▶ _What the task requires_
Leaving out all images, write out the records that follow exactly.
+++ Data shown +++
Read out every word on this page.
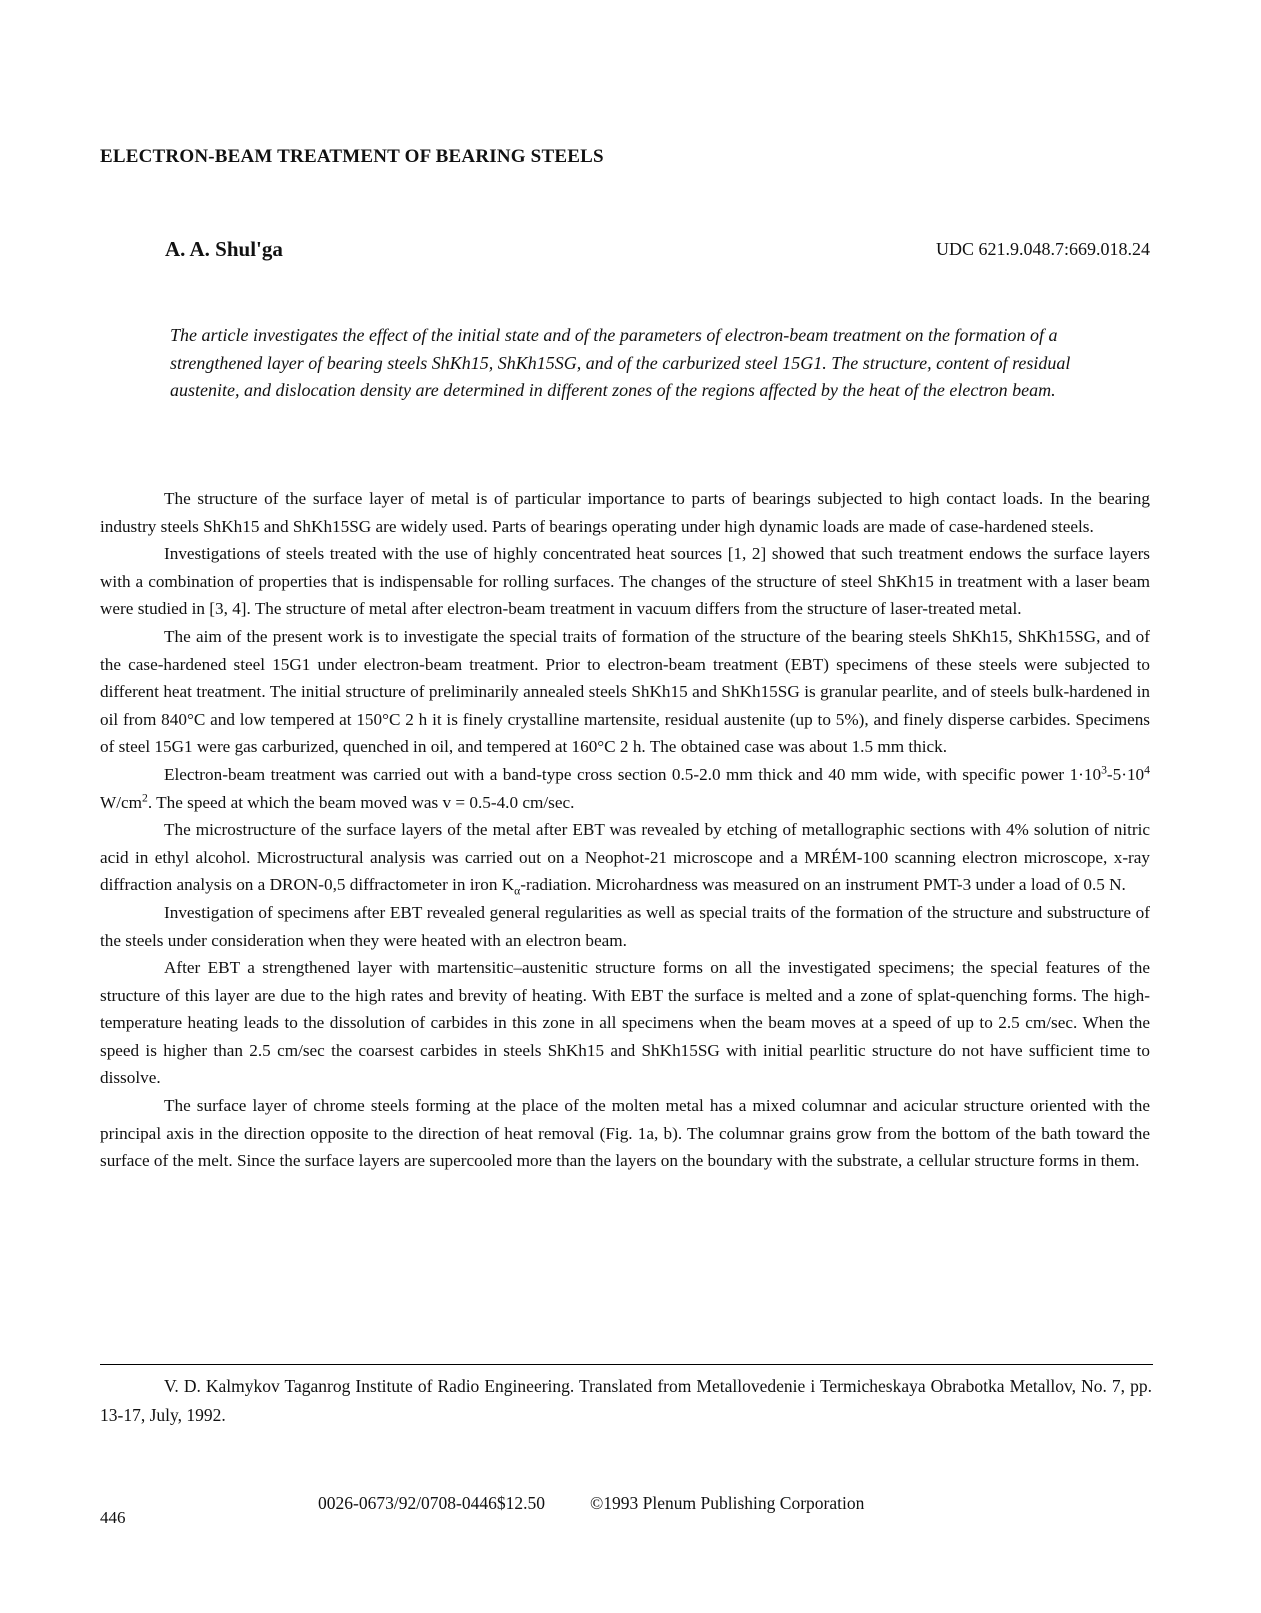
ELECTRON-BEAM TREATMENT OF BEARING STEELS
A. A. Shul'ga	UDC 621.9.048.7:669.018.24

The article investigates the effect of the initial state and of the parameters of electron-beam treatment on the formation of a strengthened layer of bearing steels ShKh15, ShKh15SG, and of the carburized steel 15G1. The structure, content of residual austenite, and dislocation density are determined in different zones of the regions affected by the heat of the electron beam.

The structure of the surface layer of metal is of particular importance to parts of bearings subjected to high contact loads. In the bearing industry steels ShKh15 and ShKh15SG are widely used. Parts of bearings operating under high dynamic loads are made of case-hardened steels.

Investigations of steels treated with the use of highly concentrated heat sources [1, 2] showed that such treatment endows the surface layers with a combination of properties that is indispensable for rolling surfaces. The changes of the structure of steel ShKh15 in treatment with a laser beam were studied in [3, 4]. The structure of metal after electron-beam treatment in vacuum differs from the structure of laser-treated metal.

The aim of the present work is to investigate the special traits of formation of the structure of the bearing steels ShKh15, ShKh15SG, and of the case-hardened steel 15G1 under electron-beam treatment. Prior to electron-beam treatment (EBT) specimens of these steels were subjected to different heat treatment. The initial structure of preliminarily annealed steels ShKh15 and ShKh15SG is granular pearlite, and of steels bulk-hardened in oil from 840°C and low tempered at 150°C 2 h it is finely crystalline martensite, residual austenite (up to 5%), and finely disperse carbides. Specimens of steel 15G1 were gas carburized, quenched in oil, and tempered at 160°C 2 h. The obtained case was about 1.5 mm thick.

Electron-beam treatment was carried out with a band-type cross section 0.5-2.0 mm thick and 40 mm wide, with specific power $1\cdot 10^3-5\cdot 10^4$ $W/cm^2$. The speed at which the beam moved was v = 0.5-4.0 cm/sec.

The microstructure of the surface layers of the metal after EBT was revealed by etching of metallographic sections with 4% solution of nitric acid in ethyl alcohol. Microstructural analysis was carried out on a Neophot-21 microscope and a MRÉM-100 scanning electron microscope, x-ray diffraction analysis on a DRON-0,5 diffractometer in iron $K_\alpha$-radiation. Microhardness was measured on an instrument PMT-3 under a load of 0.5 N.

Investigation of specimens after EBT revealed general regularities as well as special traits of the formation of the structure and substructure of the steels under consideration when they were heated with an electron beam.

After EBT a strengthened layer with martensitic–austenitic structure forms on all the investigated specimens; the special features of the structure of this layer are due to the high rates and brevity of heating. With EBT the surface is melted and a zone of splat-quenching forms. The high-temperature heating leads to the dissolution of carbides in this zone in all specimens when the beam moves at a speed of up to 2.5 cm/sec. When the speed is higher than 2.5 cm/sec the coarsest carbides in steels ShKh15 and ShKh15SG with initial pearlitic structure do not have sufficient time to dissolve.

The surface layer of chrome steels forming at the place of the molten metal has a mixed columnar and acicular structure oriented with the principal axis in the direction opposite to the direction of heat removal (Fig. 1a, b). The columnar grains grow from the bottom of the bath toward the surface of the melt. Since the surface layers are supercooled more than the layers on the boundary with the substrate, a cellular structure forms in them.

V. D. Kalmykov Taganrog Institute of Radio Engineering. Translated from Metallovedenie i Termicheskaya Obrabotka Metallov, No. 7, pp. 13-17, July, 1992.

446
0026-0673/92/0708-0446$12.50	©1993 Plenum Publishing Corporation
+++
▶ _Result below_
Read out every word on this page.
ELECTRON-BEAM TREATMENT OF BEARING STEELS
A. A. Shul'ga	UDC 621.9.048.7:669.018.24

The article investigates the effect of the initial state and of the parameters of electron-beam treatment on the formation of a strengthened layer of bearing steels ShKh15, ShKh15SG, and of the carburized steel 15G1. The structure, content of residual austenite, and dislocation density are determined in different zones of the regions affected by the heat of the electron beam.

The structure of the surface layer of metal is of particular importance to parts of bearings subjected to high contact loads. In the bearing industry steels ShKh15 and ShKh15SG are widely used. Parts of bearings operating under high dynamic loads are made of case-hardened steels.

Investigations of steels treated with the use of highly concentrated heat sources [1, 2] showed that such treatment endows the surface layers with a combination of properties that is indispensable for rolling surfaces. The changes of the structure of steel ShKh15 in treatment with a laser beam were studied in [3, 4]. The structure of metal after electron-beam treatment in vacuum differs from the structure of laser-treated metal.

The aim of the present work is to investigate the special traits of formation of the structure of the bearing steels ShKh15, ShKh15SG, and of the case-hardened steel 15G1 under electron-beam treatment. Prior to electron-beam treatment (EBT) specimens of these steels were subjected to different heat treatment. The initial structure of preliminarily annealed steels ShKh15 and ShKh15SG is granular pearlite, and of steels bulk-hardened in oil from 840°C and low tempered at 150°C 2 h it is finely crystalline martensite, residual austenite (up to 5%), and finely disperse carbides. Specimens of steel 15G1 were gas carburized, quenched in oil, and tempered at 160°C 2 h. The obtained case was about 1.5 mm thick.

Electron-beam treatment was carried out with a band-type cross section 0.5-2.0 mm thick and 40 mm wide, with specific power $1\cdot 10^3-5\cdot 10^4$ $W/cm^2$. The speed at which the beam moved was v = 0.5-4.0 cm/sec.

The microstructure of the surface layers of the metal after EBT was revealed by etching of metallographic sections with 4% solution of nitric acid in ethyl alcohol. Microstructural analysis was carried out on a Neophot-21 microscope and a MRÉM-100 scanning electron microscope, x-ray diffraction analysis on a DRON-0,5 diffractometer in iron $K_\alpha$-radiation. Microhardness was measured on an instrument PMT-3 under a load of 0.5 N.

Investigation of specimens after EBT revealed general regularities as well as special traits of the formation of the structure and substructure of the steels under consideration when they were heated with an electron beam.

After EBT a strengthened layer with martensitic–austenitic structure forms on all the investigated specimens; the special features of the structure of this layer are due to the high rates and brevity of heating. With EBT the surface is melted and a zone of splat-quenching forms. The high-temperature heating leads to the dissolution of carbides in this zone in all specimens when the beam moves at a speed of up to 2.5 cm/sec. When the speed is higher than 2.5 cm/sec the coarsest carbides in steels ShKh15 and ShKh15SG with initial pearlitic structure do not have sufficient time to dissolve.

The surface layer of chrome steels forming at the place of the molten metal has a mixed columnar and acicular structure oriented with the principal axis in the direction opposite to the direction of heat removal (Fig. 1a, b). The columnar grains grow from the bottom of the bath toward the surface of the melt. Since the surface layers are supercooled more than the layers on the boundary with the substrate, a cellular structure forms in them.

V. D. Kalmykov Taganrog Institute of Radio Engineering. Translated from Metallovedenie i Termicheskaya Obrabotka Metallov, No. 7, pp. 13-17, July, 1992.

446
0026-0673/92/0708-0446$12.50	©1993 Plenum Publishing Corporation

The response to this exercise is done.